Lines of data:
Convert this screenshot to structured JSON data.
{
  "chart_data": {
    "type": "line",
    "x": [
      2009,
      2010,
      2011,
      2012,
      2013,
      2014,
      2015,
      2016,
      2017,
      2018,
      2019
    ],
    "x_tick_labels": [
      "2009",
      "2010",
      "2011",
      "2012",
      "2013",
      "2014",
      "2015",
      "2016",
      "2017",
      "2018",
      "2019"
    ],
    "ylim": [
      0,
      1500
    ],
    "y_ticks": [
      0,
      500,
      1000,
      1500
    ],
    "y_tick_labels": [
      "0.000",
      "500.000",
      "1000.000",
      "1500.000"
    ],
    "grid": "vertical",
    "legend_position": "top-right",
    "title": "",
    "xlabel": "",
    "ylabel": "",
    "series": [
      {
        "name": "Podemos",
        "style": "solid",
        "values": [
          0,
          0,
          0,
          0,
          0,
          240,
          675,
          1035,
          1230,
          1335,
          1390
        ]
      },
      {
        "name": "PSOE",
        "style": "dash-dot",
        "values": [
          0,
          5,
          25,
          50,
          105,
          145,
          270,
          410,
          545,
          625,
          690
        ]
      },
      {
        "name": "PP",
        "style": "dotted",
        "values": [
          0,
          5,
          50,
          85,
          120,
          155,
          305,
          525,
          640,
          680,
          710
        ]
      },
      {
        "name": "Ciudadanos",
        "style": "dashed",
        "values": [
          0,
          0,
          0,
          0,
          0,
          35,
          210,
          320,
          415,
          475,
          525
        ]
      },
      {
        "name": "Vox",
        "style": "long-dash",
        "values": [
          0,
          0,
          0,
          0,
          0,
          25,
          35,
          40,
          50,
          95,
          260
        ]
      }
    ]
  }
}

--

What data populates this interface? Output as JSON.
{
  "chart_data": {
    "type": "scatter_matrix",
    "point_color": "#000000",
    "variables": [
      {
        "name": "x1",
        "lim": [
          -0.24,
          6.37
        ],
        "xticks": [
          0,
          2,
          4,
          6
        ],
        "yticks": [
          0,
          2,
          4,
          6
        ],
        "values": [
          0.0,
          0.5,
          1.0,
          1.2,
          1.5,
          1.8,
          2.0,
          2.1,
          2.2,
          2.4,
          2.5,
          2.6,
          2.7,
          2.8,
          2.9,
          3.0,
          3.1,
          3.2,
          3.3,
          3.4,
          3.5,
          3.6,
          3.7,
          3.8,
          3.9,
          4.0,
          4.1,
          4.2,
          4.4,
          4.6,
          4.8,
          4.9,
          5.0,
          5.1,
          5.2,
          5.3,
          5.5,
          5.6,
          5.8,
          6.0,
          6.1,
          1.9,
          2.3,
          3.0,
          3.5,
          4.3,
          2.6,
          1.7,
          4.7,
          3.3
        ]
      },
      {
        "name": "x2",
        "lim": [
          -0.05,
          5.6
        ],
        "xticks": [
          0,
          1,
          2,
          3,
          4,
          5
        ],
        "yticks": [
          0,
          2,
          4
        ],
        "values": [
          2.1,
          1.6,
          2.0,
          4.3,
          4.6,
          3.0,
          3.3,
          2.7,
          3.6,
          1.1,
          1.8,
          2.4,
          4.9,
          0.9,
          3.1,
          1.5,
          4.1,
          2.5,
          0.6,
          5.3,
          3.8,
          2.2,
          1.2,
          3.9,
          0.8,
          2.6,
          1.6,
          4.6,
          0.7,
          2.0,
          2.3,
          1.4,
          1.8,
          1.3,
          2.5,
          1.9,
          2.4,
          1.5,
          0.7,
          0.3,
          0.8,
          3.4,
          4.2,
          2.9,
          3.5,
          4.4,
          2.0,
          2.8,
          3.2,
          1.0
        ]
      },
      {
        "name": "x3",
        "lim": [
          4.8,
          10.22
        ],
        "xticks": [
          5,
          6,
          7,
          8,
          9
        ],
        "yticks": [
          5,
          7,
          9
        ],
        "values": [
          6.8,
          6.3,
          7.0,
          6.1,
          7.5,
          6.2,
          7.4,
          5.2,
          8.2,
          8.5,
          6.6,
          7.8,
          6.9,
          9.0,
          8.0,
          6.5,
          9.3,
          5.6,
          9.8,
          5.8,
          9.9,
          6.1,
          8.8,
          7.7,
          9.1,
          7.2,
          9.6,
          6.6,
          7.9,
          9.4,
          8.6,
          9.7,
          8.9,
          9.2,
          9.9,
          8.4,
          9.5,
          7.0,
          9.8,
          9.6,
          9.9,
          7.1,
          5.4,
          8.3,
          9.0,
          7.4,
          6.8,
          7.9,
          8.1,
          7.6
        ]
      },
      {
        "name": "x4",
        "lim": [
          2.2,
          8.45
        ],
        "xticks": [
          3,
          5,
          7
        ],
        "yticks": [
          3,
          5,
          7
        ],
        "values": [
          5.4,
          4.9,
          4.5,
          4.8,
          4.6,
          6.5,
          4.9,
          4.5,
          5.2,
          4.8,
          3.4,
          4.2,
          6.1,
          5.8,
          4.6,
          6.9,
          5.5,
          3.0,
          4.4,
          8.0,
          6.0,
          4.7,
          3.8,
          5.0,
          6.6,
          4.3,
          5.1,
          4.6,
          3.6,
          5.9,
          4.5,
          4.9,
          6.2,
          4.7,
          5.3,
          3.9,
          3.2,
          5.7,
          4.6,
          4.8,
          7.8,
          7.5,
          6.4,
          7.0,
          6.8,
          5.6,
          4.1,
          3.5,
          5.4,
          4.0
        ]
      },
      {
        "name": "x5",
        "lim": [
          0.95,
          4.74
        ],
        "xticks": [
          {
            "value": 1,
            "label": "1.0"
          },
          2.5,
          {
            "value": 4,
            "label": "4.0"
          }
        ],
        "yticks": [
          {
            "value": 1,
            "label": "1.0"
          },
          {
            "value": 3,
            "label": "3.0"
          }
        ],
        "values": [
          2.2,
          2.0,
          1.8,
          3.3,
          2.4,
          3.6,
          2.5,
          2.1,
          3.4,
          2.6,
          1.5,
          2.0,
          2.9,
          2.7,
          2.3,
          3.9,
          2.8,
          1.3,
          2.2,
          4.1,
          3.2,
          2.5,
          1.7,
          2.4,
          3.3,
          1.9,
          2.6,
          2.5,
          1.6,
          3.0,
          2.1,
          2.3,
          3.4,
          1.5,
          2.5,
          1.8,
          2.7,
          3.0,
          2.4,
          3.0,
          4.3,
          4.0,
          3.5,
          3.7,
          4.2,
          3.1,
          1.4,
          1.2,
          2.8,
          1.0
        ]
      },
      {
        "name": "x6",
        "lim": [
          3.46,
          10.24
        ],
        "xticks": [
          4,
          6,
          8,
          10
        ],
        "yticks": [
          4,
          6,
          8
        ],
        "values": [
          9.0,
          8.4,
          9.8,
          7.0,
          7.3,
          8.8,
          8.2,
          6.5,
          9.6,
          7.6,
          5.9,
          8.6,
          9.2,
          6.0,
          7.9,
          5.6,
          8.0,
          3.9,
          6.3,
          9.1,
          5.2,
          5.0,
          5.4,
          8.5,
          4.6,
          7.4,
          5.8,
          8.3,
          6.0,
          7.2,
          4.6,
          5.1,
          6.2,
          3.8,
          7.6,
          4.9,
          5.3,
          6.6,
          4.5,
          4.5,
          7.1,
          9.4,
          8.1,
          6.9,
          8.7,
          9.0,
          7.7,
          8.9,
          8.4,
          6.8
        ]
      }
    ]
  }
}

• [Directions]
Check each line of the records for the string "name" and state how many lines contain it. Give only the number.

• [Task solution]
11